GIVEN DATA:
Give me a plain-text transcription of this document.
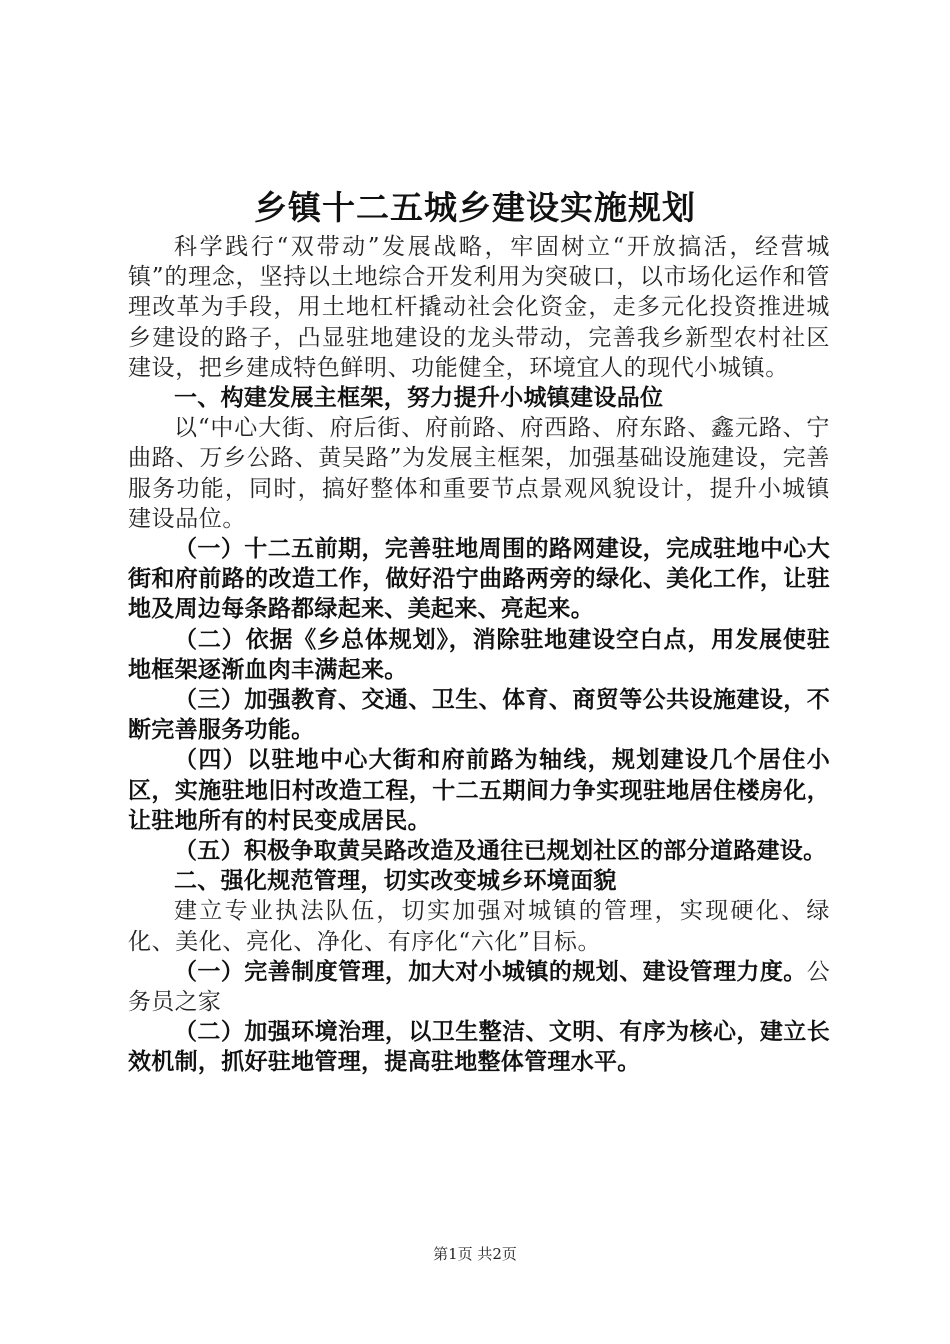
乡镇十二五城乡建设实施规划

科学践行“双带动”发展战略，牢固树立“开放搞活，经营城镇”的理念，坚持以土地综合开发利用为突破口，以市场化运作和管理改革为手段，用土地杠杆撬动社会化资金，走多元化投资推进城乡建设的路子，凸显驻地建设的龙头带动，完善我乡新型农村社区建设，把乡建成特色鲜明、功能健全，环境宜人的现代小城镇。

一、构建发展主框架，努力提升小城镇建设品位

以“中心大街、府后街、府前路、府西路、府东路、鑫元路、宁曲路、万乡公路、黄吴路”为发展主框架，加强基础设施建设，完善服务功能，同时，搞好整体和重要节点景观风貌设计，提升小城镇建设品位。

（一）十二五前期，完善驻地周围的路网建设，完成驻地中心大街和府前路的改造工作，做好沿宁曲路两旁的绿化、美化工作，让驻地及周边每条路都绿起来、美起来、亮起来。

（二）依据《乡总体规划》，消除驻地建设空白点，用发展使驻地框架逐渐血肉丰满起来。

（三）加强教育、交通、卫生、体育、商贸等公共设施建设，不断完善服务功能。

（四）以驻地中心大街和府前路为轴线，规划建设几个居住小区，实施驻地旧村改造工程，十二五期间力争实现驻地居住楼房化，让驻地所有的村民变成居民。

（五）积极争取黄吴路改造及通往已规划社区的部分道路建设。

二、强化规范管理，切实改变城乡环境面貌

建立专业执法队伍，切实加强对城镇的管理，实现硬化、绿化、美化、亮化、净化、有序化“六化”目标。

（一）完善制度管理，加大对小城镇的规划、建设管理力度。公务员之家

（二）加强环境治理，以卫生整洁、文明、有序为核心，建立长效机制，抓好驻地管理，提高驻地整体管理水平。

第1页 共2页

WORK REQUIRED: Without the pictures, return the entries exactly as they appear.

THE RESPONSE:
Give me a plain-text transcription of this document.
乡镇十二五城乡建设实施规划

科学践行“双带动”发展战略，牢固树立“开放搞活，经营城镇”的理念，坚持以土地综合开发利用为突破口，以市场化运作和管理改革为手段，用土地杠杆撬动社会化资金，走多元化投资推进城乡建设的路子，凸显驻地建设的龙头带动，完善我乡新型农村社区建设，把乡建成特色鲜明、功能健全，环境宜人的现代小城镇。

一、构建发展主框架，努力提升小城镇建设品位

以“中心大街、府后街、府前路、府西路、府东路、鑫元路、宁曲路、万乡公路、黄吴路”为发展主框架，加强基础设施建设，完善服务功能，同时，搞好整体和重要节点景观风貌设计，提升小城镇建设品位。

（一）十二五前期，完善驻地周围的路网建设，完成驻地中心大街和府前路的改造工作，做好沿宁曲路两旁的绿化、美化工作，让驻地及周边每条路都绿起来、美起来、亮起来。

（二）依据《乡总体规划》，消除驻地建设空白点，用发展使驻地框架逐渐血肉丰满起来。

（三）加强教育、交通、卫生、体育、商贸等公共设施建设，不断完善服务功能。

（四）以驻地中心大街和府前路为轴线，规划建设几个居住小区，实施驻地旧村改造工程，十二五期间力争实现驻地居住楼房化，让驻地所有的村民变成居民。

（五）积极争取黄吴路改造及通往已规划社区的部分道路建设。

二、强化规范管理，切实改变城乡环境面貌

建立专业执法队伍，切实加强对城镇的管理，实现硬化、绿化、美化、亮化、净化、有序化“六化”目标。

（一）完善制度管理，加大对小城镇的规划、建设管理力度。公务员之家

（二）加强环境治理，以卫生整洁、文明、有序为核心，建立长效机制，抓好驻地管理，提高驻地整体管理水平。

第1页 共2页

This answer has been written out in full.